AIM OF THE EXERCISE
Quote exactly, and only, the lines from the one containing "Parse this chart: output" through the end of the material below. Skip pictures.

─── RECORDS SUPPLIED ───

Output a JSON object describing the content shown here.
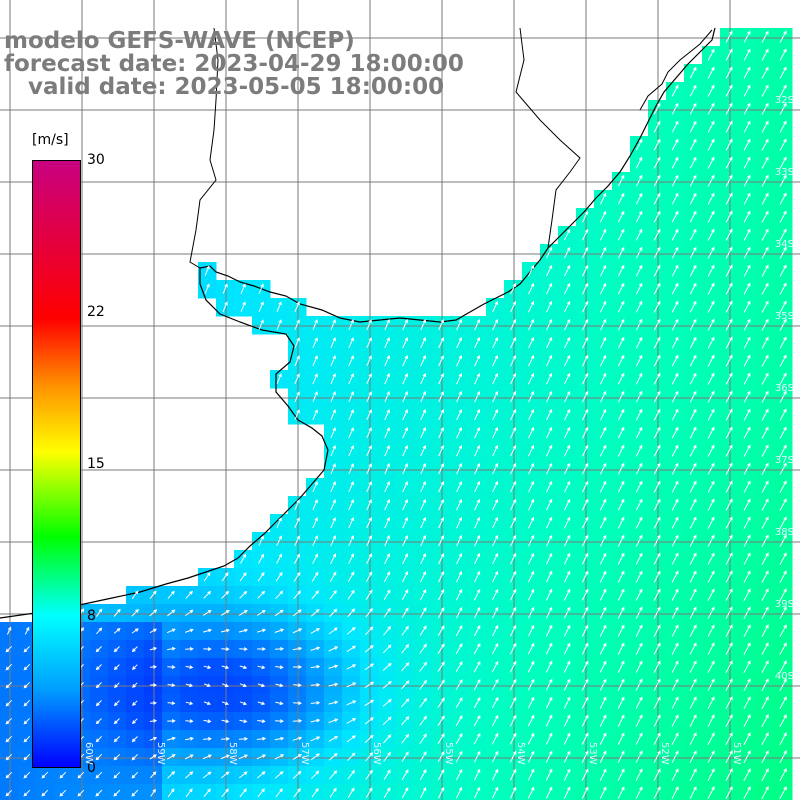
{
  "title": {
    "line1": "modelo GEFS-WAVE (NCEP)",
    "line2": "forecast date: 2023-04-29 18:00:00",
    "line3": "   valid date: 2023-05-05 18:00:00"
  },
  "colorbar": {
    "units": "[m/s]",
    "ticks": [
      "30",
      "22",
      "15",
      "8",
      "0"
    ],
    "range": [
      0,
      30
    ],
    "colors": [
      "#0000ff",
      "#00a0ff",
      "#00ffff",
      "#00ff00",
      "#ffff00",
      "#ff9000",
      "#ff0000",
      "#c80080"
    ]
  },
  "lat_labels": [
    "32S",
    "33S",
    "34S",
    "35S",
    "36S",
    "37S",
    "38S",
    "39S",
    "40S"
  ],
  "lon_labels": [
    "60W",
    "59W",
    "58W",
    "57W",
    "56W",
    "55W",
    "54W",
    "53W",
    "52W",
    "51W"
  ],
  "map": {
    "land_color": "#ffffff",
    "grid_color": "#7a7a7a",
    "coast_color": "#000000",
    "arrow_color": "#ffffff"
  }
}
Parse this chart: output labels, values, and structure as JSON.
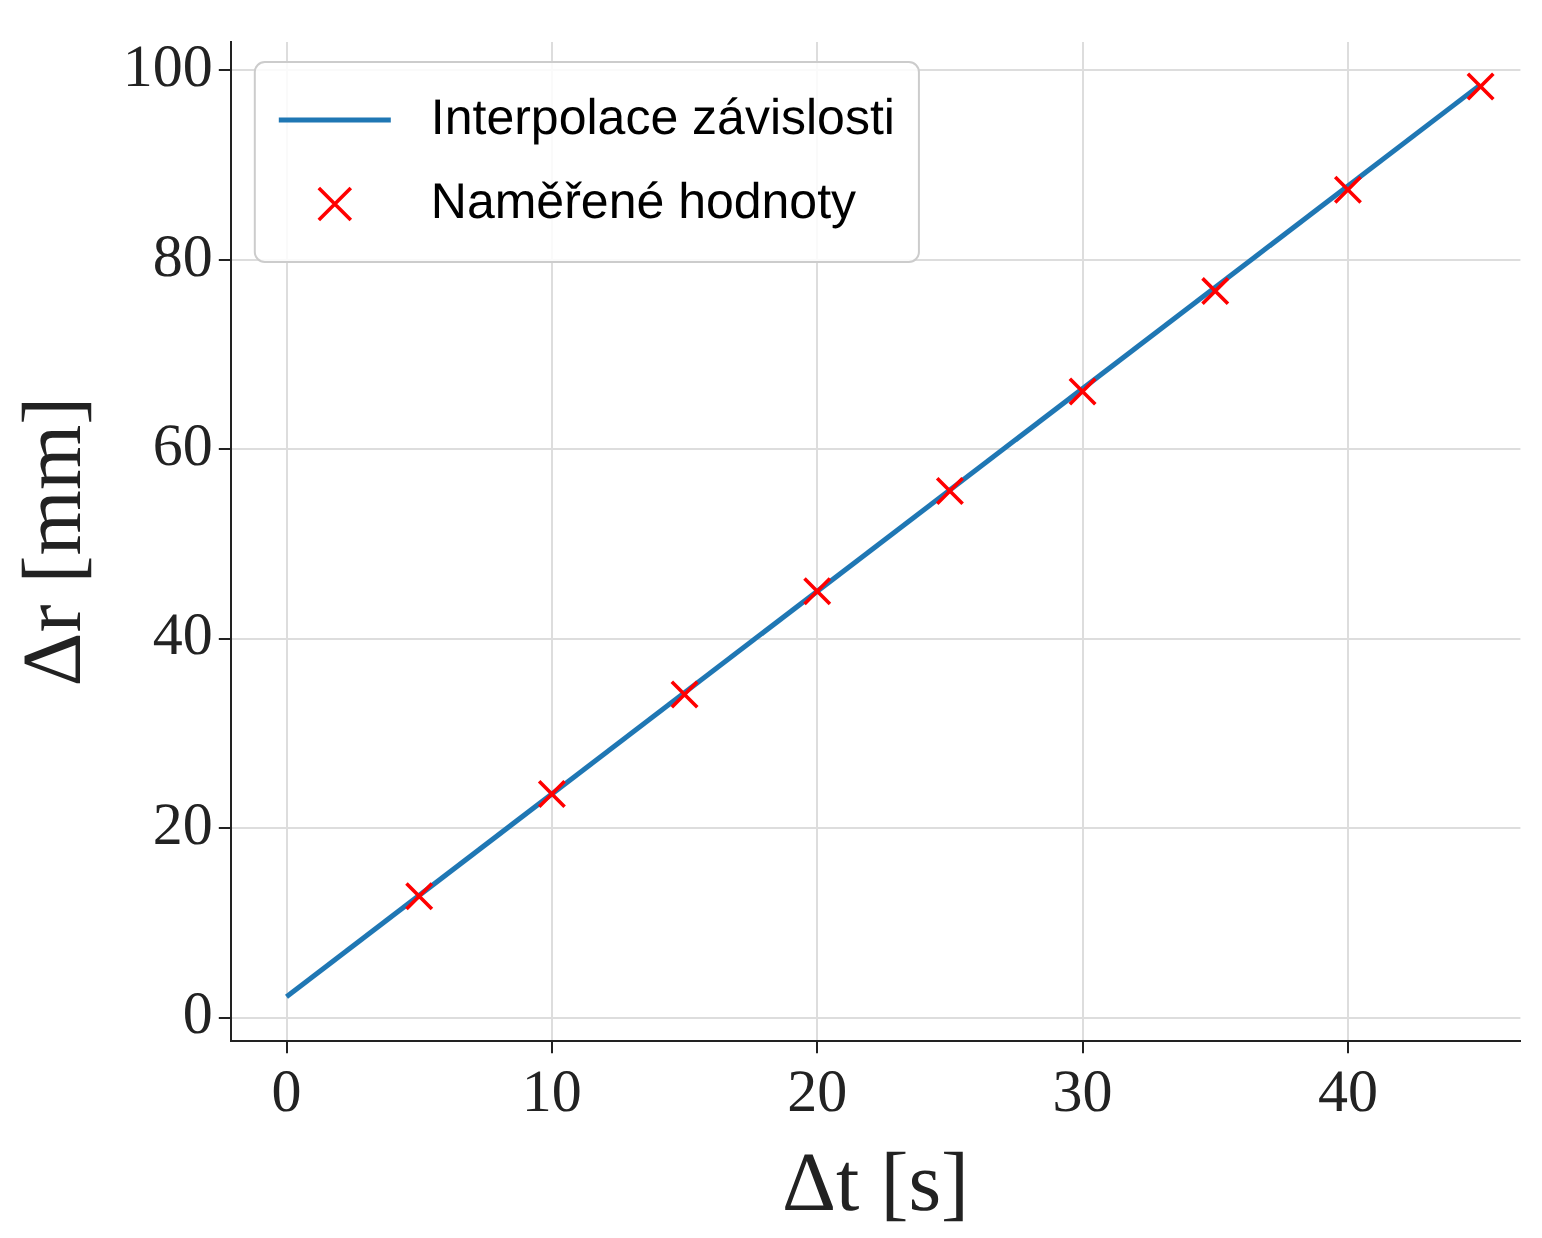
{
  "chart_data": {
    "type": "scatter",
    "xlabel": "Δt [s]",
    "ylabel": "Δr [mm]",
    "x": [
      5,
      10,
      15,
      20,
      25,
      30,
      35,
      40,
      45
    ],
    "series": [
      {
        "name": "Interpolace závislosti",
        "type": "line",
        "color": "#1f77b4",
        "x": [
          0,
          45
        ],
        "values": [
          2.2,
          98.5
        ]
      },
      {
        "name": "Naměřené hodnoty",
        "type": "scatter",
        "color": "#ff0000",
        "marker": "cross",
        "values": [
          12.8,
          23.6,
          34.1,
          45.0,
          55.6,
          66.1,
          76.7,
          87.4,
          98.3
        ]
      }
    ],
    "xlim": [
      -2.1,
      46.5
    ],
    "ylim": [
      -2.5,
      103
    ],
    "xticks": [
      0,
      10,
      20,
      30,
      40
    ],
    "yticks": [
      0,
      20,
      40,
      60,
      80,
      100
    ],
    "grid": true,
    "legend": "top left"
  }
}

───

SOLUTION FOR THIS PROBLEM
Parse this chart: output labels, values, and structure as JSON.
{
  "chart_data": {
    "type": "scatter",
    "xlabel": "Δt [s]",
    "ylabel": "Δr [mm]",
    "x": [
      5,
      10,
      15,
      20,
      25,
      30,
      35,
      40,
      45
    ],
    "series": [
      {
        "name": "Interpolace závislosti",
        "type": "line",
        "color": "#1f77b4",
        "x": [
          0,
          45
        ],
        "values": [
          2.2,
          98.5
        ]
      },
      {
        "name": "Naměřené hodnoty",
        "type": "scatter",
        "color": "#ff0000",
        "marker": "cross",
        "values": [
          12.8,
          23.6,
          34.1,
          45.0,
          55.6,
          66.1,
          76.7,
          87.4,
          98.3
        ]
      }
    ],
    "xlim": [
      -2.1,
      46.5
    ],
    "ylim": [
      -2.5,
      103
    ],
    "xticks": [
      0,
      10,
      20,
      30,
      40
    ],
    "yticks": [
      0,
      20,
      40,
      60,
      80,
      100
    ],
    "grid": true,
    "legend": "top left"
  }
}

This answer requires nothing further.